## Records provided
□ □ □ □

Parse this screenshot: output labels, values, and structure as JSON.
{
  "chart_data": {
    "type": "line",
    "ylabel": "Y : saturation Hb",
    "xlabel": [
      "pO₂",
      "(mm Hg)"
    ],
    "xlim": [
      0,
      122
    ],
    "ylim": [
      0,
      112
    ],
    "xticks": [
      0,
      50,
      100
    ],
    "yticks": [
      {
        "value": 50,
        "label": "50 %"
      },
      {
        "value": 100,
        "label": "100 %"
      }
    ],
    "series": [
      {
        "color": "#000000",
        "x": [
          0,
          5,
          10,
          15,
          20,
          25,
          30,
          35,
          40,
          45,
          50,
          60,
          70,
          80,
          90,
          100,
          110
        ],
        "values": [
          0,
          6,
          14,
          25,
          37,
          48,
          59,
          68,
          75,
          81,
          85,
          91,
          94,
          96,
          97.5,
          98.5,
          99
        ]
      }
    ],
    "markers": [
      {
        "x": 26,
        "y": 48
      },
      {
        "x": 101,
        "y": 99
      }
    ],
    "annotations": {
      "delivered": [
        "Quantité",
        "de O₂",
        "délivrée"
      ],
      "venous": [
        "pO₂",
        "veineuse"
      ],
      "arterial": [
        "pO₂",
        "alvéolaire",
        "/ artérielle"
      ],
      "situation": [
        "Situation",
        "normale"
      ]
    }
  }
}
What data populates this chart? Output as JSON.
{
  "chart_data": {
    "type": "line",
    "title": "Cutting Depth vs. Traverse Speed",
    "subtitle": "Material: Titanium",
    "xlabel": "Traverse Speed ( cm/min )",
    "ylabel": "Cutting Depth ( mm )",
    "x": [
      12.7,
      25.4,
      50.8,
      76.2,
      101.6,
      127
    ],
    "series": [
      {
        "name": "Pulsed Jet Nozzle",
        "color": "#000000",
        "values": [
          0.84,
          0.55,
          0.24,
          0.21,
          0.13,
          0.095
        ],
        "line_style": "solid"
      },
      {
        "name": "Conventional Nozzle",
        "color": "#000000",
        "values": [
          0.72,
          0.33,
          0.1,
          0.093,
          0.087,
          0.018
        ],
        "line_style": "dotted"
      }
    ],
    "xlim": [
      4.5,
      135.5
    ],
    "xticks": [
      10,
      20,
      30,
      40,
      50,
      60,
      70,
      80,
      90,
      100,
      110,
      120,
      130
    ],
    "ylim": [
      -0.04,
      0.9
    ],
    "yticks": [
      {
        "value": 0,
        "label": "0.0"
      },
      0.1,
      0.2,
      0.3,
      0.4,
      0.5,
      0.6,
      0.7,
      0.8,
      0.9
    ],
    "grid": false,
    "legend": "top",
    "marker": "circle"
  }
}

□ □ □ □

Print all of the entries exactly as they appear.

## Full solution
Parse this screenshot: output labels, values, and structure as JSON.
{
  "chart_data": {
    "type": "line",
    "ylabel": "Y : saturation Hb",
    "xlabel": [
      "pO₂",
      "(mm Hg)"
    ],
    "xlim": [
      0,
      122
    ],
    "ylim": [
      0,
      112
    ],
    "xticks": [
      0,
      50,
      100
    ],
    "yticks": [
      {
        "value": 50,
        "label": "50 %"
      },
      {
        "value": 100,
        "label": "100 %"
      }
    ],
    "series": [
      {
        "color": "#000000",
        "x": [
          0,
          5,
          10,
          15,
          20,
          25,
          30,
          35,
          40,
          45,
          50,
          60,
          70,
          80,
          90,
          100,
          110
        ],
        "values": [
          0,
          6,
          14,
          25,
          37,
          48,
          59,
          68,
          75,
          81,
          85,
          91,
          94,
          96,
          97.5,
          98.5,
          99
        ]
      }
    ],
    "markers": [
      {
        "x": 26,
        "y": 48
      },
      {
        "x": 101,
        "y": 99
      }
    ],
    "annotations": {
      "delivered": [
        "Quantité",
        "de O₂",
        "délivrée"
      ],
      "venous": [
        "pO₂",
        "veineuse"
      ],
      "arterial": [
        "pO₂",
        "alvéolaire",
        "/ artérielle"
      ],
      "situation": [
        "Situation",
        "normale"
      ]
    }
  }
}
What data populates this chart? Output as JSON.
{
  "chart_data": {
    "type": "line",
    "title": "Cutting Depth vs. Traverse Speed",
    "subtitle": "Material: Titanium",
    "xlabel": "Traverse Speed ( cm/min )",
    "ylabel": "Cutting Depth ( mm )",
    "x": [
      12.7,
      25.4,
      50.8,
      76.2,
      101.6,
      127
    ],
    "series": [
      {
        "name": "Pulsed Jet Nozzle",
        "color": "#000000",
        "values": [
          0.84,
          0.55,
          0.24,
          0.21,
          0.13,
          0.095
        ],
        "line_style": "solid"
      },
      {
        "name": "Conventional Nozzle",
        "color": "#000000",
        "values": [
          0.72,
          0.33,
          0.1,
          0.093,
          0.087,
          0.018
        ],
        "line_style": "dotted"
      }
    ],
    "xlim": [
      4.5,
      135.5
    ],
    "xticks": [
      10,
      20,
      30,
      40,
      50,
      60,
      70,
      80,
      90,
      100,
      110,
      120,
      130
    ],
    "ylim": [
      -0.04,
      0.9
    ],
    "yticks": [
      {
        "value": 0,
        "label": "0.0"
      },
      0.1,
      0.2,
      0.3,
      0.4,
      0.5,
      0.6,
      0.7,
      0.8,
      0.9
    ],
    "grid": false,
    "legend": "top",
    "marker": "circle"
  }
}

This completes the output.